Exercise: All the data should come back exactly as it was given.

Records for this exercise:
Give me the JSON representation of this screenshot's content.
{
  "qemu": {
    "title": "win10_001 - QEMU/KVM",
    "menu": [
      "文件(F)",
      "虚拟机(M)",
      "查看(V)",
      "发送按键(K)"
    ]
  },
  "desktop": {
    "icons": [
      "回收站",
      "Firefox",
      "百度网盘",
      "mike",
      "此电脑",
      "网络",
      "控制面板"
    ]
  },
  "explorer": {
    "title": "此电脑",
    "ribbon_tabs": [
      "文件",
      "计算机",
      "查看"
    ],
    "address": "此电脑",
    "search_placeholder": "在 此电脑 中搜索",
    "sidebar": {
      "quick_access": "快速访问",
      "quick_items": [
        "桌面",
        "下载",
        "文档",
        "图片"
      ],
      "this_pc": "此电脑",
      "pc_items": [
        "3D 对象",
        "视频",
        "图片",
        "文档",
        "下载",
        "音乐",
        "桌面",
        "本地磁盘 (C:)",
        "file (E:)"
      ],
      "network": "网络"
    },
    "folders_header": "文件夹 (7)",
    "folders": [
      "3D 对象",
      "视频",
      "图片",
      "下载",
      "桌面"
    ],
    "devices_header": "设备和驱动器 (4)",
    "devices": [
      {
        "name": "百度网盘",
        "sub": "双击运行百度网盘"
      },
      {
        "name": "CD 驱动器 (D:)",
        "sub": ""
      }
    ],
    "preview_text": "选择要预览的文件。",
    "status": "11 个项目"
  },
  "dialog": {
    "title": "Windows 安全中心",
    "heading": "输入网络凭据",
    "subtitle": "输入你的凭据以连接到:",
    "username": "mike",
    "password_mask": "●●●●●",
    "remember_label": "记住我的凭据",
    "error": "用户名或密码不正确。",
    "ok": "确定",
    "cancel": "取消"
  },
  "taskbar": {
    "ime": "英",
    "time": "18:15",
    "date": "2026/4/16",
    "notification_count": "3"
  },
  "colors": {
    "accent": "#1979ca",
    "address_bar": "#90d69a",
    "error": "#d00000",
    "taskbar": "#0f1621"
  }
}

Task result:
Give me the JSON representation of this screenshot's content.
{
  "qemu": {
    "title": "win10_001 - QEMU/KVM",
    "menu": [
      "文件(F)",
      "虚拟机(M)",
      "查看(V)",
      "发送按键(K)"
    ]
  },
  "desktop": {
    "icons": [
      "回收站",
      "Firefox",
      "百度网盘",
      "mike",
      "此电脑",
      "网络",
      "控制面板"
    ]
  },
  "explorer": {
    "title": "此电脑",
    "ribbon_tabs": [
      "文件",
      "计算机",
      "查看"
    ],
    "address": "此电脑",
    "search_placeholder": "在 此电脑 中搜索",
    "sidebar": {
      "quick_access": "快速访问",
      "quick_items": [
        "桌面",
        "下载",
        "文档",
        "图片"
      ],
      "this_pc": "此电脑",
      "pc_items": [
        "3D 对象",
        "视频",
        "图片",
        "文档",
        "下载",
        "音乐",
        "桌面",
        "本地磁盘 (C:)",
        "file (E:)"
      ],
      "network": "网络"
    },
    "folders_header": "文件夹 (7)",
    "folders": [
      "3D 对象",
      "视频",
      "图片",
      "下载",
      "桌面"
    ],
    "devices_header": "设备和驱动器 (4)",
    "devices": [
      {
        "name": "百度网盘",
        "sub": "双击运行百度网盘"
      },
      {
        "name": "CD 驱动器 (D:)",
        "sub": ""
      }
    ],
    "preview_text": "选择要预览的文件。",
    "status": "11 个项目"
  },
  "dialog": {
    "title": "Windows 安全中心",
    "heading": "输入网络凭据",
    "subtitle": "输入你的凭据以连接到:",
    "username": "mike",
    "password_mask": "●●●●●",
    "remember_label": "记住我的凭据",
    "error": "用户名或密码不正确。",
    "ok": "确定",
    "cancel": "取消"
  },
  "taskbar": {
    "ime": "英",
    "time": "18:15",
    "date": "2026/4/16",
    "notification_count": "3"
  },
  "colors": {
    "accent": "#1979ca",
    "address_bar": "#90d69a",
    "error": "#d00000",
    "taskbar": "#0f1621"
  }
}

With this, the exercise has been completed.